## WHAT TO DO
Your answer should be only a number: how many lines include the word "define".

(Records from a dataset)
────────
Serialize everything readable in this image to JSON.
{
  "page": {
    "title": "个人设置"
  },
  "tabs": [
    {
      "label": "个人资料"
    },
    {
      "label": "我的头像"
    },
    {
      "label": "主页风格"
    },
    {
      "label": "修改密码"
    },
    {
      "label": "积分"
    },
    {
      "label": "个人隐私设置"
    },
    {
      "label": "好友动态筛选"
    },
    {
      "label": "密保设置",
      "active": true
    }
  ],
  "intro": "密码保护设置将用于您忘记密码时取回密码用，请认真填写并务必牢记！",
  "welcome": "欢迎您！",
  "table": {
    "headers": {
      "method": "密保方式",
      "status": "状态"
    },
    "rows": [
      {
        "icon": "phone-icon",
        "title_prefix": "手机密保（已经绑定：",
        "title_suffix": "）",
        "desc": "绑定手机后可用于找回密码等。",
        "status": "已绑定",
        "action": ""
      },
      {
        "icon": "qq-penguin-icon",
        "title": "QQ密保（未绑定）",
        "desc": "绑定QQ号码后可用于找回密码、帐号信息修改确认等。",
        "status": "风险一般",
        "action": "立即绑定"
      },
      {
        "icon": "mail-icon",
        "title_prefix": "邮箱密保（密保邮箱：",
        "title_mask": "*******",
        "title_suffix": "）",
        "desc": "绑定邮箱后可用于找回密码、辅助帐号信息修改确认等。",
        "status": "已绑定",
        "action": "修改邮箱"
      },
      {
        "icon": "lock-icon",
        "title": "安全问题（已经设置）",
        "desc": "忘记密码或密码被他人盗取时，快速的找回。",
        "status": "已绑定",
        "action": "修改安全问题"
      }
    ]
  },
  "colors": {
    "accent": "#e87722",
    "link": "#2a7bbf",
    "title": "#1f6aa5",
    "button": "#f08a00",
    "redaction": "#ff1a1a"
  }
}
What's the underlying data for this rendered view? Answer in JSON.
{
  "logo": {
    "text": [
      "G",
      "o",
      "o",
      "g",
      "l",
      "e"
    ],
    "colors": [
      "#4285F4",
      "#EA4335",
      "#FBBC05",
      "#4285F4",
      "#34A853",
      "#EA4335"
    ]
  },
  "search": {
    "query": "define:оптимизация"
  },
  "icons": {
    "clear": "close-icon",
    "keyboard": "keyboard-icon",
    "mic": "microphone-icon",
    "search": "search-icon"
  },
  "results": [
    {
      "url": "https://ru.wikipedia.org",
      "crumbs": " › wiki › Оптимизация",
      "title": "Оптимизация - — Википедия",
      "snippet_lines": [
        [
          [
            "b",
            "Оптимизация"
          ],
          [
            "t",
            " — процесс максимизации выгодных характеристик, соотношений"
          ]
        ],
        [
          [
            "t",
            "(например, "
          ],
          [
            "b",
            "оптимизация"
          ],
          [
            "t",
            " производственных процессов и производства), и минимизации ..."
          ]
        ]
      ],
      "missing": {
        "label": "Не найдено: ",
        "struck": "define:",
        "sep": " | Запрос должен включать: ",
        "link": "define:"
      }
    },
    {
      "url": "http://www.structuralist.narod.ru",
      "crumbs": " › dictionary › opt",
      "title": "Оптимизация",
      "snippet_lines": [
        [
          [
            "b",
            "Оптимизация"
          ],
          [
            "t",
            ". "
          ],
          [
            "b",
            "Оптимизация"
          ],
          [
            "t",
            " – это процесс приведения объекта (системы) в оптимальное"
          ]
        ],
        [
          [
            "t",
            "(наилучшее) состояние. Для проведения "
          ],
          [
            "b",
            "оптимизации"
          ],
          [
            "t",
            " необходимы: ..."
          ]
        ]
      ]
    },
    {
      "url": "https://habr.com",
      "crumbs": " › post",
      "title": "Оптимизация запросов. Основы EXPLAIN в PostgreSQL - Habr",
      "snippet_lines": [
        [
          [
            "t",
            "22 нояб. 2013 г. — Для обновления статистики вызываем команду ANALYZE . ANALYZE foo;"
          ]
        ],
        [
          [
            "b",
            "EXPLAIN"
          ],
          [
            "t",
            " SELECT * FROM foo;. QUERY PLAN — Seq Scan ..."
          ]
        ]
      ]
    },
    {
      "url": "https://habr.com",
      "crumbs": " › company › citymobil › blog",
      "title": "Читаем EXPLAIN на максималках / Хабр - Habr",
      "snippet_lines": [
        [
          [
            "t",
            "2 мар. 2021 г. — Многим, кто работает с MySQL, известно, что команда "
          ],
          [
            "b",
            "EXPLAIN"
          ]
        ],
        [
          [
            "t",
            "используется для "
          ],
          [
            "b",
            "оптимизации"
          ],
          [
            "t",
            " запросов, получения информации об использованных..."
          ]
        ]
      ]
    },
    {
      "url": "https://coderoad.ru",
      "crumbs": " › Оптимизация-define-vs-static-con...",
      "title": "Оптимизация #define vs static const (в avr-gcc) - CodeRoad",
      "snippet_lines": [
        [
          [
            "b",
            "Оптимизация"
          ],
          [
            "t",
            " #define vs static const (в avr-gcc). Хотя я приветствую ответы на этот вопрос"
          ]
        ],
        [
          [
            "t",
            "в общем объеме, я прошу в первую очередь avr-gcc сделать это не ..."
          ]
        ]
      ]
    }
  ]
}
────────
## RESPONSE FOR THIS EXERCISE
6